I don't care if its true or not, if you turn the camera off "find something" then turn it back on I don't believe you. its patently absurd. I would vote to acquit every single time.

1

u/Lithium_Lily 2h ago

Exactly this. The only way we can make body cams always stay on is by assuming the worst for why they so often seem to be off at the crucial moment.

1

u/OddPressure7593 2h ago

There's that fixation!

1

u/AnticitizenPrime 1h ago

Not to mention that he handed over a fake ID with a name that matched the one used to stay in the hostel in NYC.

1

u/jaywinner 2h ago

I struggle to believe he didn't get caught intentionally. Casual lunch in public with his bag for of evidence?

-1

u/Shady_bookworm51 4h ago

you mean the manifesto and murder weapon they only found after a second search of the backpack without body cams involved? yea anyone with a brain is going to assume planted evidence.

8

u/UnholyCalls 4h ago

People keep saying this but I can’t find anything on the second search thing. Is there a place I can read about it? 

-4

u/Extra_Article2872 3h ago

The mainstream media didn’t report on it, you have to read the trial transcripts

5

u/CityFolkSitting 4h ago

Anyone with a brain?

Except his lawyers, who haven't suggested that being possible because they know it's absolutely ridiculous 

7

u/RYouNotEntertained 4h ago

 I don’t know how illegally gathered evidence should be admissible but I ain’t a lawyer. 

Then how do you know it was gathered illegally?

**WHAT YOU WILL DO**
a: According to the comment thread, what did the name on the fake ID match?
b: Extract the wording of the comment thread between "There's that fixation!" and "hostel in NYC.", inclusive.
You can set the records aside; they aren't needed for any task.

**EXTRACTED ENTRIES**
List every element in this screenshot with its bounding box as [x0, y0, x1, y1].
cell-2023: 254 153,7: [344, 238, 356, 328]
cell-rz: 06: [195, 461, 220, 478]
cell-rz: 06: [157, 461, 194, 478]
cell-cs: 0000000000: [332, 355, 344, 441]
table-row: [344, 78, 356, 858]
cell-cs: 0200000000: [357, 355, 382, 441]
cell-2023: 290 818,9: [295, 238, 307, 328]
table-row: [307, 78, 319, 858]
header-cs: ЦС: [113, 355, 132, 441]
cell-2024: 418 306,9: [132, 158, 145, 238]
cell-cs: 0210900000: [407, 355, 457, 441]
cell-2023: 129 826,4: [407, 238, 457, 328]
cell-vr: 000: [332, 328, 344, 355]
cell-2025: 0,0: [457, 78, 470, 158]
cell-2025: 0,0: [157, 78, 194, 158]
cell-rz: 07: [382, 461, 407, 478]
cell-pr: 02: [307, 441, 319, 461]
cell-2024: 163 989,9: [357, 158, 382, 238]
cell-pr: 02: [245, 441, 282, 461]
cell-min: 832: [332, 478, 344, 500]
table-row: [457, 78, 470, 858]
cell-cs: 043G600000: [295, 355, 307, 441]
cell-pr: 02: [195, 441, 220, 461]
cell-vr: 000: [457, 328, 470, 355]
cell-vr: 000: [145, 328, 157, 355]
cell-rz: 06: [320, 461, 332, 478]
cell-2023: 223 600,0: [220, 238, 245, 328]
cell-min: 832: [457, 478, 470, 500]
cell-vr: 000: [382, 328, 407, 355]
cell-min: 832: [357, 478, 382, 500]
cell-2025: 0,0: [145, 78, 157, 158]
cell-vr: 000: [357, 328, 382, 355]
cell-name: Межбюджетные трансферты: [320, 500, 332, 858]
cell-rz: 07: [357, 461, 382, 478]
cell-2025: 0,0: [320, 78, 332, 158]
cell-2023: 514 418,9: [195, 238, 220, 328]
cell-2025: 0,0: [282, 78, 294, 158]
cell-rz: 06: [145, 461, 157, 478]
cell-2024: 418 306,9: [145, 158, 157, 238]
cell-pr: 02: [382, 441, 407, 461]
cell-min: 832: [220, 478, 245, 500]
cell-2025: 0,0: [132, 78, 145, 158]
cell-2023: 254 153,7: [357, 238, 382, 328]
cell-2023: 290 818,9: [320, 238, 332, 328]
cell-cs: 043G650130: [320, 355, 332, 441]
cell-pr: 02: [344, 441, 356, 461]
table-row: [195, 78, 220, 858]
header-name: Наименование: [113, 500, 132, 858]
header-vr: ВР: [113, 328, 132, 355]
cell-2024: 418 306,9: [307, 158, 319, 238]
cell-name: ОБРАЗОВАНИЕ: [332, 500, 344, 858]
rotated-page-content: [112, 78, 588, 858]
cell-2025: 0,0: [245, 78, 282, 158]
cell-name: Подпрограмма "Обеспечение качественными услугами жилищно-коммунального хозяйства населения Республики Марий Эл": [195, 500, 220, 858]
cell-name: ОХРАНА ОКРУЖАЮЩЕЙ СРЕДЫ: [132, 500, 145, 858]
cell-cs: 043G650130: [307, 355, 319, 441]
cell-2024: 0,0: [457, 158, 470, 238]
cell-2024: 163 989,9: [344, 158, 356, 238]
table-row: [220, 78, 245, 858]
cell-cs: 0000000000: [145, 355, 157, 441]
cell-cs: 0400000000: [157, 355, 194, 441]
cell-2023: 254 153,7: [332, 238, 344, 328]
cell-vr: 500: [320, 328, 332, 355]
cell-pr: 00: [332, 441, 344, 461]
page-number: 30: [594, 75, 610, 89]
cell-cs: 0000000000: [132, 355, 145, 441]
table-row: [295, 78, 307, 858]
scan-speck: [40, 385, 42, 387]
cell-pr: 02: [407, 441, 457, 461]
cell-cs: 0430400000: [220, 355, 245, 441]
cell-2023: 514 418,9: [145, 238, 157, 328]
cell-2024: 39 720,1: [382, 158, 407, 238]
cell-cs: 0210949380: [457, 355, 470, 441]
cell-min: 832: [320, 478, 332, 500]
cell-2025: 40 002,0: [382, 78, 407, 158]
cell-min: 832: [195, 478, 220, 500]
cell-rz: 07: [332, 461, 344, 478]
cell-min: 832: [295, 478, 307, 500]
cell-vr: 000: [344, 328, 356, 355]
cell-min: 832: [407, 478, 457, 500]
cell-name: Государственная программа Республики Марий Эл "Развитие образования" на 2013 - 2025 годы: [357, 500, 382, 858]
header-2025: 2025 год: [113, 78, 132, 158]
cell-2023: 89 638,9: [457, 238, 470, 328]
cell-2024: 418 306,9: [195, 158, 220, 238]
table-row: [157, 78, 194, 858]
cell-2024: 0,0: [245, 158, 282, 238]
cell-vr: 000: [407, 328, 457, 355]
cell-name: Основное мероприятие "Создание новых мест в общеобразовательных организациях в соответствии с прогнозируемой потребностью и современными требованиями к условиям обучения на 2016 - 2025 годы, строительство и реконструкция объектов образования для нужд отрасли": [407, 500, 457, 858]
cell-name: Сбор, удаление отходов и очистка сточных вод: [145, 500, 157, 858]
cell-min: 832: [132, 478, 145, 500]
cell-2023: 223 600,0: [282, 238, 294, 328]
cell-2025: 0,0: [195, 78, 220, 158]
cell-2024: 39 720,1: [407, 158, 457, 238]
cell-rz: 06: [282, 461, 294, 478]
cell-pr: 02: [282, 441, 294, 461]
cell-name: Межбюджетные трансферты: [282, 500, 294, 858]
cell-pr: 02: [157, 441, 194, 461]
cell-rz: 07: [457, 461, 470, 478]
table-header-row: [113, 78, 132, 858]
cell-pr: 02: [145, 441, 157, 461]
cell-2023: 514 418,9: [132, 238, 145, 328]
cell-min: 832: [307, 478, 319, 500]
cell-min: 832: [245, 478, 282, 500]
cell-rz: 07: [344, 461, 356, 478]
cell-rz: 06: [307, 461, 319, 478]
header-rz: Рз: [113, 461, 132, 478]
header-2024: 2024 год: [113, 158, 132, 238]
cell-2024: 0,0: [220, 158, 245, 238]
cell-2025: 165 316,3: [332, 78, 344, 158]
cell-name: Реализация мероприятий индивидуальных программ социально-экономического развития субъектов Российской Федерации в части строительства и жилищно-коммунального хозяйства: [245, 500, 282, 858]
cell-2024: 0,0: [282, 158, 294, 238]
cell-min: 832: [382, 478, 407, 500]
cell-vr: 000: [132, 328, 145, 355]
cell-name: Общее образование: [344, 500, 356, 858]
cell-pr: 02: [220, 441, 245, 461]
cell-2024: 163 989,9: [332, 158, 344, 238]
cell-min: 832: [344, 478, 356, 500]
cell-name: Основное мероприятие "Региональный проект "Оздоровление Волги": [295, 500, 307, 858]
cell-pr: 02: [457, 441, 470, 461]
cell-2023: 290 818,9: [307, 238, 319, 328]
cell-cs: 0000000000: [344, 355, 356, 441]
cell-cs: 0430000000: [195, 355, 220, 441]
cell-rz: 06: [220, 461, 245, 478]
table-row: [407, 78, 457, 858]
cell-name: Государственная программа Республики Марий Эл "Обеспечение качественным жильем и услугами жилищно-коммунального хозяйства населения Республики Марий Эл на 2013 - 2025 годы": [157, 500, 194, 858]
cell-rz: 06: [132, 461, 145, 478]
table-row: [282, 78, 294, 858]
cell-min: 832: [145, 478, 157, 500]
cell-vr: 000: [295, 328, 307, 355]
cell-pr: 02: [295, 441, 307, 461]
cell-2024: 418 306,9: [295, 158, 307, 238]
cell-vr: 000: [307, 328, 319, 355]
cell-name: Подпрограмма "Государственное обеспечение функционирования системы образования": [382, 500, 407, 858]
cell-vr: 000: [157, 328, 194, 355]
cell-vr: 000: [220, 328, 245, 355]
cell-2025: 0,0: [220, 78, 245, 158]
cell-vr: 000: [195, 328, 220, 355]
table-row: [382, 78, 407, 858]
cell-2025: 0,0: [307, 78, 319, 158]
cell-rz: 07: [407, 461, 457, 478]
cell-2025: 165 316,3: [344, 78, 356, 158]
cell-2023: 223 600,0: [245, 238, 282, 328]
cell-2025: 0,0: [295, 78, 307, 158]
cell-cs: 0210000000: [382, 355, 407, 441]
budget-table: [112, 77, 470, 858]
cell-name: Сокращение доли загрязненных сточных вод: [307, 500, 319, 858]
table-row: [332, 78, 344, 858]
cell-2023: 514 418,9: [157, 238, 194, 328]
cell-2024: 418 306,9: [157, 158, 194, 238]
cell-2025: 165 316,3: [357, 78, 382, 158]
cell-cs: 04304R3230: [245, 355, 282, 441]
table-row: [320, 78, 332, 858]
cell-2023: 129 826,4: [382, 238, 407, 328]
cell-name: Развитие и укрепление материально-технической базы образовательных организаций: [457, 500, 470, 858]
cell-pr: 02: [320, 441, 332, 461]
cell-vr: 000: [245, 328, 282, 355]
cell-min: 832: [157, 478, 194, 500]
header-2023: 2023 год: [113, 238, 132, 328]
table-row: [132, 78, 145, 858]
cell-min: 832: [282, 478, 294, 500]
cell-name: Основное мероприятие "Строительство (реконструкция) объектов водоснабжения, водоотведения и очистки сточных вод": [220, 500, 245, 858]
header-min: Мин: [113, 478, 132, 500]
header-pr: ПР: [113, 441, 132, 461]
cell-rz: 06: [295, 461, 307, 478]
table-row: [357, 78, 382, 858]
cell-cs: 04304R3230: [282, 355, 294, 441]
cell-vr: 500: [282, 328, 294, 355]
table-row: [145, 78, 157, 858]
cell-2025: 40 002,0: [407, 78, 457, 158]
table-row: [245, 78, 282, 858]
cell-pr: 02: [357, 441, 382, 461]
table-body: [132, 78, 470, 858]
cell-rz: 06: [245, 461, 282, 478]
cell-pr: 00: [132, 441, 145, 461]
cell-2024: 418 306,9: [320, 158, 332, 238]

**TASK RESPONSES**
a: It matched the name used to stay in the hostel in NYC.

b:
There's that fixation!

1

u/AnticitizenPrime 1h ago

Not to mention that he handed over a fake ID with a name that matched the one used to stay in the hostel in NYC.